> What is needed: Identify each line in the records below that contains the word "Finance", and copy it.

(Records from a dataset)
-- START --

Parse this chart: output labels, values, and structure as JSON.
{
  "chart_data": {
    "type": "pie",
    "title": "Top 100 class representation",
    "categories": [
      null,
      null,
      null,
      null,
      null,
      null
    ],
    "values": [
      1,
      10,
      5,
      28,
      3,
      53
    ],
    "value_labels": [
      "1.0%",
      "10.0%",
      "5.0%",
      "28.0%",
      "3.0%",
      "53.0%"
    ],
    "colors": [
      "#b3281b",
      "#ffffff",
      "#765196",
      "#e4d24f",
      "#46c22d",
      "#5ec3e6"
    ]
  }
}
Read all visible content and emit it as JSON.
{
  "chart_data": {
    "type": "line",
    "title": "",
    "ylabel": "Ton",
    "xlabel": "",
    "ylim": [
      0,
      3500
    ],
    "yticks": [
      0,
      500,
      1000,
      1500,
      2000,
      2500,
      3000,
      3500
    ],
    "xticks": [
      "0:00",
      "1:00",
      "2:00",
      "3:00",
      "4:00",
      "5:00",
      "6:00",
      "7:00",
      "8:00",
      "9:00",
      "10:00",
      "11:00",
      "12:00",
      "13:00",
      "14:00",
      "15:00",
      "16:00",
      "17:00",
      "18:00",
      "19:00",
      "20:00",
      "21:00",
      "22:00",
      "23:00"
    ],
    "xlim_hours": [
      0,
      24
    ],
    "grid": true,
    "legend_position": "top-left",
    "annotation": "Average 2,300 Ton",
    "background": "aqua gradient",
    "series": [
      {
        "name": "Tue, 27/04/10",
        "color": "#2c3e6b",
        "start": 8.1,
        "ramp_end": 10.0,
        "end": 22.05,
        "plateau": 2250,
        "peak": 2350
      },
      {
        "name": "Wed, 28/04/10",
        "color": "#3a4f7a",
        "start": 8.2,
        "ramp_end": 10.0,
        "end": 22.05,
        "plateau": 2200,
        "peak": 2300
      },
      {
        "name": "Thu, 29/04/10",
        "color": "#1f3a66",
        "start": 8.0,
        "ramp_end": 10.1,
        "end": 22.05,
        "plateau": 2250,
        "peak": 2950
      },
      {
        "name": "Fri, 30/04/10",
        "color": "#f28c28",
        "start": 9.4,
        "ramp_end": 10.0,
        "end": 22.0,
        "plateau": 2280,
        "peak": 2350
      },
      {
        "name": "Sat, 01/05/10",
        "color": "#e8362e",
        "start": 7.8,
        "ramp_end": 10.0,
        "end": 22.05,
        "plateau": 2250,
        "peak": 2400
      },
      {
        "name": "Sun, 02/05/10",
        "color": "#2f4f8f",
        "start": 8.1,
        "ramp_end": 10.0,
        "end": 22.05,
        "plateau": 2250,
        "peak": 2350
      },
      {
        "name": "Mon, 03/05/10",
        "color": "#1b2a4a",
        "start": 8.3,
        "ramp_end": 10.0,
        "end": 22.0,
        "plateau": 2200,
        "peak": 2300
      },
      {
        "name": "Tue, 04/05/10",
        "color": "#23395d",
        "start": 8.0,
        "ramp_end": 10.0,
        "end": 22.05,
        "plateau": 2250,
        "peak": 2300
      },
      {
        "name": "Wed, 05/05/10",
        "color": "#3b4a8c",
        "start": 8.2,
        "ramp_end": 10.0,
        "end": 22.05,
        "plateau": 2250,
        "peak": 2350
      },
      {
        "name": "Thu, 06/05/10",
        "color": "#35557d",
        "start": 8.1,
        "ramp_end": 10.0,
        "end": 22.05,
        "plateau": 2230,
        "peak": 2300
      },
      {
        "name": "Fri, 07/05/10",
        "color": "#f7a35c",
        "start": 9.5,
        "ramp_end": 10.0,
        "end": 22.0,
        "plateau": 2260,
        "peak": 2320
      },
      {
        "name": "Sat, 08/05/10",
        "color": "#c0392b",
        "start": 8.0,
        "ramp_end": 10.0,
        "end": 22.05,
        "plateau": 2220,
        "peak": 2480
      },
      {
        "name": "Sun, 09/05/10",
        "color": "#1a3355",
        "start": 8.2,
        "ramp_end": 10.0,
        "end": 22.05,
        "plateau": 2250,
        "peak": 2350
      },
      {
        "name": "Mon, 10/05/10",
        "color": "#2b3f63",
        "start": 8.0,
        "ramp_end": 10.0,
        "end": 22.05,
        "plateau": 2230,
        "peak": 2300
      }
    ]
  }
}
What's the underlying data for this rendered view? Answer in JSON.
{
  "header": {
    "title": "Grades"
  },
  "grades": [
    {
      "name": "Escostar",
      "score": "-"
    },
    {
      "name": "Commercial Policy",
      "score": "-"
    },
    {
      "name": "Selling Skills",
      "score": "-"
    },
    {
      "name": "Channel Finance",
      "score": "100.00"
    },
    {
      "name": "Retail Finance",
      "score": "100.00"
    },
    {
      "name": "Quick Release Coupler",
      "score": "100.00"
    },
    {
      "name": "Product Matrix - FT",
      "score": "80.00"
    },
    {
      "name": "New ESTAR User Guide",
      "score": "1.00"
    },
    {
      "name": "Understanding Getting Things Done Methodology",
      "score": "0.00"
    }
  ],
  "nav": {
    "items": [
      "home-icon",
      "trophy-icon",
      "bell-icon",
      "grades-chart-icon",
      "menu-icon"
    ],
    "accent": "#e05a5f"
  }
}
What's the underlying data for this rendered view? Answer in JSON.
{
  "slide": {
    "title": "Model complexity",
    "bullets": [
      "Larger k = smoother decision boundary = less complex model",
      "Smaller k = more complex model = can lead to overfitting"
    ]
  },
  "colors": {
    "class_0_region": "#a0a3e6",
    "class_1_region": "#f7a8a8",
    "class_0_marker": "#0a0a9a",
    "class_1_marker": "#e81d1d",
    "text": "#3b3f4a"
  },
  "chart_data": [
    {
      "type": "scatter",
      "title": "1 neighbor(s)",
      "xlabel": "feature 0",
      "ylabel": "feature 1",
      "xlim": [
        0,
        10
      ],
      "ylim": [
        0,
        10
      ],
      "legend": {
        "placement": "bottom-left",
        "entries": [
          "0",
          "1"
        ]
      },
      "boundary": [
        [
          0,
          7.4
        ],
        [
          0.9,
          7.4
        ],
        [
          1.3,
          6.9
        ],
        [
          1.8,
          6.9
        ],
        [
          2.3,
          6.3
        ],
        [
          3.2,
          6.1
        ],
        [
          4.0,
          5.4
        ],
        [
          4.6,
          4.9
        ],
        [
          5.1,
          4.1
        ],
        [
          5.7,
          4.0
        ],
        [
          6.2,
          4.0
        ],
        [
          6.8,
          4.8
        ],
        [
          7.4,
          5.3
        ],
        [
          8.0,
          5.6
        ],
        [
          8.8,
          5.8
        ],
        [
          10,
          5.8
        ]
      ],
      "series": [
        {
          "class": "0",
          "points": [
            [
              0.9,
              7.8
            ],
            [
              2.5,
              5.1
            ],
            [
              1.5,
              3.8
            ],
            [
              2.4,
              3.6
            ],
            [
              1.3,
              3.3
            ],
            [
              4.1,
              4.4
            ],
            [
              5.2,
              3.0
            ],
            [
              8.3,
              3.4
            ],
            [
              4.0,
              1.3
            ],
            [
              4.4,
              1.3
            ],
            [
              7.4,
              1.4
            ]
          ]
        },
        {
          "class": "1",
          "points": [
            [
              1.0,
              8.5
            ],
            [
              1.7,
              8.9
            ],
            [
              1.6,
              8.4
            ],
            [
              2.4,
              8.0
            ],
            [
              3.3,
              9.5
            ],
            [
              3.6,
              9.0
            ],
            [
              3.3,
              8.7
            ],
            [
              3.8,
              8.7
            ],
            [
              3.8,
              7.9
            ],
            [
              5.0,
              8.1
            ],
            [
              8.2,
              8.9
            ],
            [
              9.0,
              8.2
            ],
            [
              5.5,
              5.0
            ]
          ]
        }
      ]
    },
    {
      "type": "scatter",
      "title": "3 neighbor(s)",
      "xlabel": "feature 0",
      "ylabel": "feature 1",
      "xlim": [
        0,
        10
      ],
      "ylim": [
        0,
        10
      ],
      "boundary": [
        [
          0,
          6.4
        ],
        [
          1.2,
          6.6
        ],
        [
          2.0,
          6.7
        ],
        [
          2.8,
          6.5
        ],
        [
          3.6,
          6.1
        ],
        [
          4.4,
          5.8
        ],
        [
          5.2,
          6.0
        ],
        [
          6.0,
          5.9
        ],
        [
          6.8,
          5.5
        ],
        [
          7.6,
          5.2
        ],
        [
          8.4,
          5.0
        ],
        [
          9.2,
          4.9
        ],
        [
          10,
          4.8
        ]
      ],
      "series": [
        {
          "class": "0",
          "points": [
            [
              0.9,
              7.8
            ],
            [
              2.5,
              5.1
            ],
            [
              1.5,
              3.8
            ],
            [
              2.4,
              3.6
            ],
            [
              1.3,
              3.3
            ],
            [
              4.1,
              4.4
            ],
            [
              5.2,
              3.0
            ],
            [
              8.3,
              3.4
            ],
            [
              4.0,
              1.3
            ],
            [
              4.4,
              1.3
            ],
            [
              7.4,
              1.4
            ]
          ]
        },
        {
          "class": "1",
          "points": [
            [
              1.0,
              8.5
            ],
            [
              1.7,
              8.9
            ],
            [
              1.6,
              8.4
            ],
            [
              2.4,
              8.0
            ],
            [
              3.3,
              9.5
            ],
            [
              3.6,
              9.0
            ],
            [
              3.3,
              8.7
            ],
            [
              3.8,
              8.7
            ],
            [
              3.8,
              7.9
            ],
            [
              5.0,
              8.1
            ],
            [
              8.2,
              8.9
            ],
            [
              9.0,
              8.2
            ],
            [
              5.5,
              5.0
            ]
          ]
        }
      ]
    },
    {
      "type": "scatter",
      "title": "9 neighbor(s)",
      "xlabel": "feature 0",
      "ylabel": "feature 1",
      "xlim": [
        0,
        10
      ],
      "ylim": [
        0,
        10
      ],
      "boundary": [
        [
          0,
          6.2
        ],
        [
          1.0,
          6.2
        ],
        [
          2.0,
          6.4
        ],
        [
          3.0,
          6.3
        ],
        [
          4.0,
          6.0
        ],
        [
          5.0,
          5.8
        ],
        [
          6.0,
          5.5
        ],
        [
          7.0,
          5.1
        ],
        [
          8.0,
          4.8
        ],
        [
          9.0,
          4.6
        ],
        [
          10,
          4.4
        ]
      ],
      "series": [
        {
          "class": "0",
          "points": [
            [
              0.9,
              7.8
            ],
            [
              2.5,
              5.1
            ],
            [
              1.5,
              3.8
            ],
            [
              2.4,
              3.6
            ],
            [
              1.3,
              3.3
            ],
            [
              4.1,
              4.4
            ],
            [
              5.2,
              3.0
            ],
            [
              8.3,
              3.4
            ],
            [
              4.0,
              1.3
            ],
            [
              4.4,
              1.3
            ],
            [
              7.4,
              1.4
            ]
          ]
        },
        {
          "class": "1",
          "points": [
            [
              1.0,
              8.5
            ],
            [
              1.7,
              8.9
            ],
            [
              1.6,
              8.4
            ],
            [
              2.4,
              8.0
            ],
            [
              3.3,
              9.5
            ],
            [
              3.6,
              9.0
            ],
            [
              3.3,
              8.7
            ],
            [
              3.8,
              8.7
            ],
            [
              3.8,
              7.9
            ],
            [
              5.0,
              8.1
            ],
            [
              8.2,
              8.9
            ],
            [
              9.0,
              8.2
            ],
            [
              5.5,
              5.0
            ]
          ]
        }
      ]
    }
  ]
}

-- END --

> The completed task:
      "name": "Channel Finance",
      "name": "Retail Finance",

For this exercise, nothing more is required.